Start of ROWS

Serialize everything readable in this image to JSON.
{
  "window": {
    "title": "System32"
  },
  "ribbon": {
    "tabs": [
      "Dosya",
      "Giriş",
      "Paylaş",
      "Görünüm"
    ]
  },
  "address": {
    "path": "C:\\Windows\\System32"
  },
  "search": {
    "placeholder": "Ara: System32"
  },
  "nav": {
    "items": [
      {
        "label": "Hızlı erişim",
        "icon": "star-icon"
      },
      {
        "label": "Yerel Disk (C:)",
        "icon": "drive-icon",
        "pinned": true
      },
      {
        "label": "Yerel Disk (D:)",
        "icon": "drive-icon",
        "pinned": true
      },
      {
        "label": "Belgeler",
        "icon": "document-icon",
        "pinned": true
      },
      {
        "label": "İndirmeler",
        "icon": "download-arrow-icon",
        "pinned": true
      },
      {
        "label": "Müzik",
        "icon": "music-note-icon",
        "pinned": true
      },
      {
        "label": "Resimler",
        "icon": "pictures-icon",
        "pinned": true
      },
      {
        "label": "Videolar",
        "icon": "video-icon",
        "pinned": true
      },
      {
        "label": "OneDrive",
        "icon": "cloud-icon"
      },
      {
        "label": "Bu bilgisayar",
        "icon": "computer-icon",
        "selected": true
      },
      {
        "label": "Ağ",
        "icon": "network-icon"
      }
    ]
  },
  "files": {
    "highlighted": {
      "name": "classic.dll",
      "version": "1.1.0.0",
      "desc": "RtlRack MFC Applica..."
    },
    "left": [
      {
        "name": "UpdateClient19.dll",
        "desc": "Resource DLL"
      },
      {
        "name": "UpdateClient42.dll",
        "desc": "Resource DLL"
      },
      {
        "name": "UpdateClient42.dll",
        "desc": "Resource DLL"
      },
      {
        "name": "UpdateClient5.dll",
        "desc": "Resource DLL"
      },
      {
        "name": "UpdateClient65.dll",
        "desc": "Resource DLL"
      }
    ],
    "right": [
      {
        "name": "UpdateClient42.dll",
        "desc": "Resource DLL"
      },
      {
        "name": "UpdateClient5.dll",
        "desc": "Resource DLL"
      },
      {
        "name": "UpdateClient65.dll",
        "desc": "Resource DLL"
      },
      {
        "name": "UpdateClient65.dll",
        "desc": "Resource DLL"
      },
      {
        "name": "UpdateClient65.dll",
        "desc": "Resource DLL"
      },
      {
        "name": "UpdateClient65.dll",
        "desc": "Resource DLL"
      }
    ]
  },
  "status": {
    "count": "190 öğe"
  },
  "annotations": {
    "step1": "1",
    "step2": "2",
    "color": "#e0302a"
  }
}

End of ROWS

> TASK OBJECTIVE
Identify the lines above that contain the word "label", then copy them.

> THE RESULT
        "label": "Hızlı erişim",
        "label": "Yerel Disk (C:)",
        "label": "Yerel Disk (D:)",
        "label": "Belgeler",
        "label": "İndirmeler",
        "label": "Müzik",
        "label": "Resimler",
        "label": "Videolar",
        "label": "OneDrive",
        "label": "Bu bilgisayar",
        "label": "Ağ",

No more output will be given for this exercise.